### STATED EXERCISE
Copy every line of the listing that holds the string "this".

### GIVEN RECORDS

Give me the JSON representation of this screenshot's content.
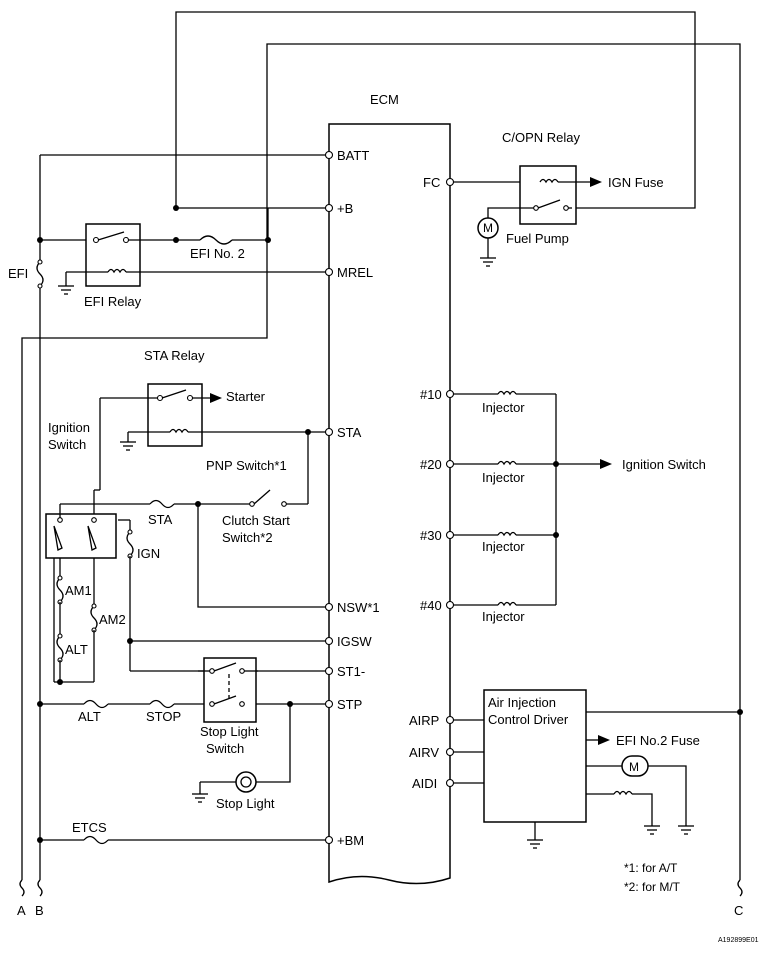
{
  "ecm": {
    "title": "ECM",
    "pins_left": [
      "BATT",
      "+B",
      "MREL",
      "STA",
      "NSW*1",
      "IGSW",
      "ST1-",
      "STP",
      "+BM"
    ],
    "pins_right": [
      "FC",
      "#10",
      "#20",
      "#30",
      "#40",
      "AIRP",
      "AIRV",
      "AIDI"
    ]
  },
  "components": {
    "copn_relay": "C/OPN Relay",
    "ign_fuse": "IGN Fuse",
    "fuel_pump": "Fuel Pump",
    "efi_no2": "EFI No. 2",
    "efi": "EFI",
    "efi_relay": "EFI Relay",
    "sta_relay": "STA Relay",
    "starter": "Starter",
    "ignition_switch": [
      "Ignition",
      "Switch"
    ],
    "pnp_switch": "PNP Switch*1",
    "sta_fuse": "STA",
    "clutch_start_switch": [
      "Clutch Start",
      "Switch*2"
    ],
    "ign_fuse_small": "IGN",
    "am1": "AM1",
    "am2": "AM2",
    "alt_fuse": "ALT",
    "alt_fuse_lower": "ALT",
    "stop_fuse": "STOP",
    "stop_light_switch": [
      "Stop Light",
      "Switch"
    ],
    "stop_light": "Stop Light",
    "etcs": "ETCS",
    "injector": "Injector",
    "injector_ignition_switch": "Ignition Switch",
    "air_injection_driver": [
      "Air Injection",
      "Control Driver"
    ],
    "efi_no2_fuse": "EFI No.2 Fuse"
  },
  "connectors": {
    "a": "A",
    "b": "B",
    "c": "C"
  },
  "notes": [
    "*1: for A/T",
    "*2: for M/T"
  ],
  "figure_id": "A192899E01"
}
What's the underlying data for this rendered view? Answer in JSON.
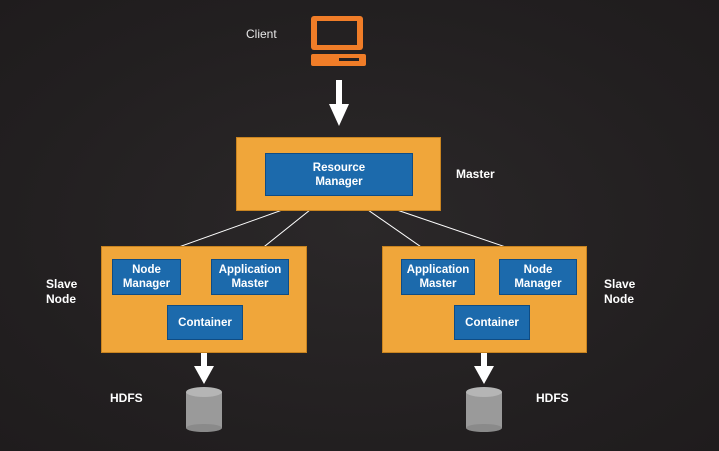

### COMPLETE ANSWER
Give me the JSON representation of this screenshot's content.
What's the underlying data for this rendered view? Answer in JSON.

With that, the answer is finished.